═════ DATASET ENTRIES
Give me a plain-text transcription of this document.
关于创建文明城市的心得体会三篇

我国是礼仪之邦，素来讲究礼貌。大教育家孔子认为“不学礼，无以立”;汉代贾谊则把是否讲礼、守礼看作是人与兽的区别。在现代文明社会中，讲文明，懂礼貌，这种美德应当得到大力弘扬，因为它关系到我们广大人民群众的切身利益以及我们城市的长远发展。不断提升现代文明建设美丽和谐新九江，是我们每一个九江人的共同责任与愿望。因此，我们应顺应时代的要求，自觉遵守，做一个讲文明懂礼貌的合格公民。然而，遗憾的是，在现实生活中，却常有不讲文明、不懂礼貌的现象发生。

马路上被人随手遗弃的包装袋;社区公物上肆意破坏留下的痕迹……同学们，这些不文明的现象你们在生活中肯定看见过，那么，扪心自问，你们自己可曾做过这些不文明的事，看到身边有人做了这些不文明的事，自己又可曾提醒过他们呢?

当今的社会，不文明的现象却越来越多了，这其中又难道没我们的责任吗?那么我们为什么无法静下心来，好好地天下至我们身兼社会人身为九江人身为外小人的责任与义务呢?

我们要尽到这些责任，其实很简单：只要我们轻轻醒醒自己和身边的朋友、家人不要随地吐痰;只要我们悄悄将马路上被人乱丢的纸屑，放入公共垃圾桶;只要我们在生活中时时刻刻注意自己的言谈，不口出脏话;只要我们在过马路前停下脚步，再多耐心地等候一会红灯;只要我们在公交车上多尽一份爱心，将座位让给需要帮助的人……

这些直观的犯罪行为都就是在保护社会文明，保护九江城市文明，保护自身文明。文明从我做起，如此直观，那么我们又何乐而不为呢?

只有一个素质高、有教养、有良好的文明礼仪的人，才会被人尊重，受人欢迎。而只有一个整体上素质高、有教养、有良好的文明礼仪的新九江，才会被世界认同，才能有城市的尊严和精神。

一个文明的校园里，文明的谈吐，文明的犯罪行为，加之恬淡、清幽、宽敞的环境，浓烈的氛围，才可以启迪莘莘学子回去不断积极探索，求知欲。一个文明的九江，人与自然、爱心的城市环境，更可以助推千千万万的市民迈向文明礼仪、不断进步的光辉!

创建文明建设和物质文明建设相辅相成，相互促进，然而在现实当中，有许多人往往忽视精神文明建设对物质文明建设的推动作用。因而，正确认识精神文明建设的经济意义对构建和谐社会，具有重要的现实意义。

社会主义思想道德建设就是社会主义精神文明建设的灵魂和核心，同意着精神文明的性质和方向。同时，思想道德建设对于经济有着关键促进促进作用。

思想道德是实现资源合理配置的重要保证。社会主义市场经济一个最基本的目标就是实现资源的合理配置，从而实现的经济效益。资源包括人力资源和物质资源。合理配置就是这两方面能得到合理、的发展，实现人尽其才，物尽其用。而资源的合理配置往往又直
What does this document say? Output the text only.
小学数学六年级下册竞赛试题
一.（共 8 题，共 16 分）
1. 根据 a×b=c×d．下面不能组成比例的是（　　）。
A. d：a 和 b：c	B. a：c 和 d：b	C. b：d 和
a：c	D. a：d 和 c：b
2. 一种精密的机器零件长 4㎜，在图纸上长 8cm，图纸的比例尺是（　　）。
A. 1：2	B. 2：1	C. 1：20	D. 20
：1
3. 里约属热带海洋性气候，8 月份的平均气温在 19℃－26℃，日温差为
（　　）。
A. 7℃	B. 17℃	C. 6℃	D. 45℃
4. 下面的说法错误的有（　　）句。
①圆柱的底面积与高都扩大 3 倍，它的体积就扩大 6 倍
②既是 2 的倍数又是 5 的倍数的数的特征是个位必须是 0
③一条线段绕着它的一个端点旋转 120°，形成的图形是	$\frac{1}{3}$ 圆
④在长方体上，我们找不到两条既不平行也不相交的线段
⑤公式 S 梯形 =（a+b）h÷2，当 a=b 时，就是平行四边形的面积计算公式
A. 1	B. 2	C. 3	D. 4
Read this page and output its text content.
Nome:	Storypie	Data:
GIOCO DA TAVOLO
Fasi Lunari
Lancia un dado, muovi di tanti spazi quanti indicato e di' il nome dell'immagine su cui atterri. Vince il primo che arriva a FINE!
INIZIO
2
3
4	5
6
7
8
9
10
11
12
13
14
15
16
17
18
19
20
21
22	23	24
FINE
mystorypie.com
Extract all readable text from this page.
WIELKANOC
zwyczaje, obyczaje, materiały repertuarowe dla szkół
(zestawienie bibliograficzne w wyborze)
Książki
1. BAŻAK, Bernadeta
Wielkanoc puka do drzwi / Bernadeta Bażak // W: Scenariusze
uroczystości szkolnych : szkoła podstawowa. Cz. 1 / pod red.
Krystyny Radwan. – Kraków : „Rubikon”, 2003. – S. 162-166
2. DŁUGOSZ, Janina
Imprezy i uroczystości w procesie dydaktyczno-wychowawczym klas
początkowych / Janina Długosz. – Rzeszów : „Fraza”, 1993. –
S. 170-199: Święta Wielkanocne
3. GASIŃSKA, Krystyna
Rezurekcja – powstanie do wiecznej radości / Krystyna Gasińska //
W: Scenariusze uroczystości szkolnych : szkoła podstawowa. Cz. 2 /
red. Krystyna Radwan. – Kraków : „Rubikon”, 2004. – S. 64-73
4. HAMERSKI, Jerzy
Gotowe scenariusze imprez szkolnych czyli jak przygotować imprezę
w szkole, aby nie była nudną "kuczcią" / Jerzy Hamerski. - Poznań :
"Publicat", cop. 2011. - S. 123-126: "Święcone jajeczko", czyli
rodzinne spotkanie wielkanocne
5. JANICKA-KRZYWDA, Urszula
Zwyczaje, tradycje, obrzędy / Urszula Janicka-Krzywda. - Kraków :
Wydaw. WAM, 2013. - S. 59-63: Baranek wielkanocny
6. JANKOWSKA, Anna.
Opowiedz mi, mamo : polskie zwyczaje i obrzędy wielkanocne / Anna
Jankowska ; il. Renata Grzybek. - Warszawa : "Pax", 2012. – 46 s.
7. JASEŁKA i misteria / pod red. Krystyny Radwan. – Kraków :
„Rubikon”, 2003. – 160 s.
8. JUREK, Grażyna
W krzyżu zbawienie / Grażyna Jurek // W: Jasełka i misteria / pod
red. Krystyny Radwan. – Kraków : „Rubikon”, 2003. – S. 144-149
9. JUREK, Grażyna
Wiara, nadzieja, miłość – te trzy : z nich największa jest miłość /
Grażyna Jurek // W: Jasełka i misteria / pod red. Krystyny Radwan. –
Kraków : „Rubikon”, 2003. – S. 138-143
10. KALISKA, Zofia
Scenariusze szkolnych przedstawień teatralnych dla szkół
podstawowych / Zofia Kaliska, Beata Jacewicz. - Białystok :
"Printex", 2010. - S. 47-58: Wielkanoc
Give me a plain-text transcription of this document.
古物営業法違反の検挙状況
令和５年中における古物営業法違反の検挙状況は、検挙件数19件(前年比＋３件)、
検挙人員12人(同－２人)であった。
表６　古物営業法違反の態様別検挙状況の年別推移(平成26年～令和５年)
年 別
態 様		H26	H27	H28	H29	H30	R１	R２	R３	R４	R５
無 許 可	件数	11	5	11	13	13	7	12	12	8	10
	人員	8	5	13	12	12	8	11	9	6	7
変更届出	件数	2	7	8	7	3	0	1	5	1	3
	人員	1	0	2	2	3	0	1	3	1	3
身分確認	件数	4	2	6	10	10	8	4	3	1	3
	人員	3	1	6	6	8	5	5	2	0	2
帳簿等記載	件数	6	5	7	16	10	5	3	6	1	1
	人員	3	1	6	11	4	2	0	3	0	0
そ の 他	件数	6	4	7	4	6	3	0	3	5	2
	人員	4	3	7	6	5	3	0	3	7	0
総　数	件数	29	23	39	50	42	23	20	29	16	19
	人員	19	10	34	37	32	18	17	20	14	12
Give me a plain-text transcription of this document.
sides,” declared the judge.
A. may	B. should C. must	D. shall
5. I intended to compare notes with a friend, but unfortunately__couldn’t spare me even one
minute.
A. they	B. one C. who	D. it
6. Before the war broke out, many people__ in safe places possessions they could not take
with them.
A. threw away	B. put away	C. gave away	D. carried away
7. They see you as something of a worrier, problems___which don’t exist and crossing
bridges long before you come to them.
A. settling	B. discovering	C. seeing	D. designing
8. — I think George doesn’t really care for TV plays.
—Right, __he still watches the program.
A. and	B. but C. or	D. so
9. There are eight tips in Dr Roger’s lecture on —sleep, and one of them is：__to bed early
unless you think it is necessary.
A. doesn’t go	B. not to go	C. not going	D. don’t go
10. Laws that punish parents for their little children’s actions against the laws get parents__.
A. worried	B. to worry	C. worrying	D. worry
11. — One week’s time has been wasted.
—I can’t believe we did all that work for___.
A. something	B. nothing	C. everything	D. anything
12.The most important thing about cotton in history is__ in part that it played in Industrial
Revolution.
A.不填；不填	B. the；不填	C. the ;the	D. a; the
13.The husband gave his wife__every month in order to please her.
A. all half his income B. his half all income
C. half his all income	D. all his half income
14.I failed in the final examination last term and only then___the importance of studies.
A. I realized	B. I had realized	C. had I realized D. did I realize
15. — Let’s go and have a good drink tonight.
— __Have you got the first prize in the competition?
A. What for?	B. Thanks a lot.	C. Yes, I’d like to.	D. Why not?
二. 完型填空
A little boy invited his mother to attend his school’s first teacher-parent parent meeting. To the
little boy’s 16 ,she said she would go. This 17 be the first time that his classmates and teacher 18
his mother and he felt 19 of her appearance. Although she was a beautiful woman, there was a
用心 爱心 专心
══════════
EXERCISE GOAL — Of all the lines in the data above, state how many include "half". Say only the number.

RESPONSE BELOW — 2